Dataset entries:
^^^^^^^^^^^^^^^^
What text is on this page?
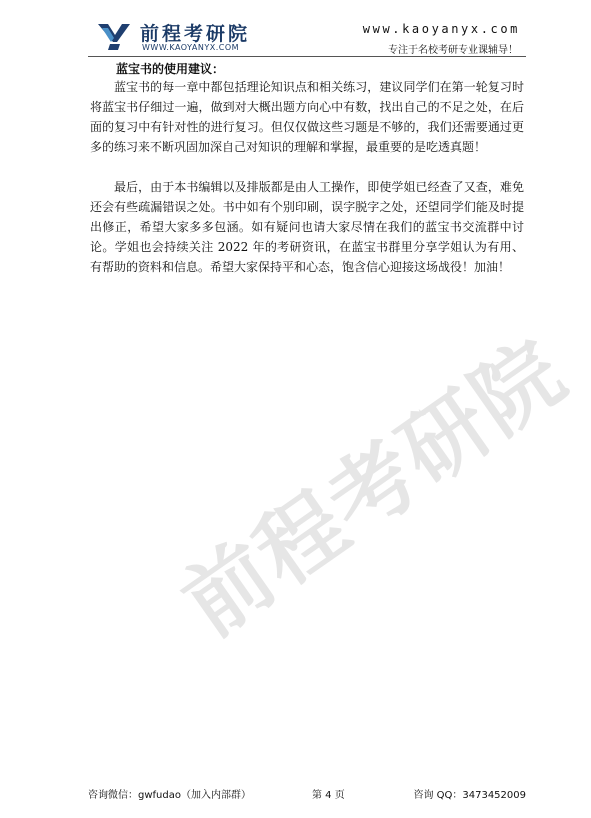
前程考研院
WWW.KAOYANYX.COM
www.kaoyanyx.com
专注于名校考研专业课辅导！

蓝宝书的使用建议：

蓝宝书的每一章中都包括理论知识点和相关练习，建议同学们在第一轮复习时将蓝宝书仔细过一遍，做到对大概出题方向心中有数，找出自己的不足之处，在后面的复习中有针对性的进行复习。但仅仅做这些习题是不够的，我们还需要通过更多的练习来不断巩固加深自己对知识的理解和掌握，最重要的是吃透真题！

最后，由于本书编辑以及排版都是由人工操作，即使学姐已经查了又查，难免还会有些疏漏错误之处。书中如有个别印刷，误字脱字之处，还望同学们能及时提出修正，希望大家多多包涵。如有疑问也请大家尽情在我们的蓝宝书交流群中讨论。学姐也会持续关注 2022 年的考研资讯，在蓝宝书群里分享学姐认为有用、有帮助的资料和信息。希望大家保持平和心态，饱含信心迎接这场战役！加油！

前程考研院
咨询微信：gwfudao（加入内部群）	第 4 页	咨询 QQ：3473452009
^^^^^^^^^^^^^^^^
**WHAT YOU ARE ASKED TO DO**
Write out the listing word for word, omitting the pictures it holds.

**TASK ANSWER**
What text is on this page?
前程考研院
WWW.KAOYANYX.COM
www.kaoyanyx.com
专注于名校考研专业课辅导！

蓝宝书的使用建议：

蓝宝书的每一章中都包括理论知识点和相关练习，建议同学们在第一轮复习时将蓝宝书仔细过一遍，做到对大概出题方向心中有数，找出自己的不足之处，在后面的复习中有针对性的进行复习。但仅仅做这些习题是不够的，我们还需要通过更多的练习来不断巩固加深自己对知识的理解和掌握，最重要的是吃透真题！

最后，由于本书编辑以及排版都是由人工操作，即使学姐已经查了又查，难免还会有些疏漏错误之处。书中如有个别印刷，误字脱字之处，还望同学们能及时提出修正，希望大家多多包涵。如有疑问也请大家尽情在我们的蓝宝书交流群中讨论。学姐也会持续关注 2022 年的考研资讯，在蓝宝书群里分享学姐认为有用、有帮助的资料和信息。希望大家保持平和心态，饱含信心迎接这场战役！加油！

前程考研院
咨询微信：gwfudao（加入内部群）	第 4 页	咨询 QQ：3473452009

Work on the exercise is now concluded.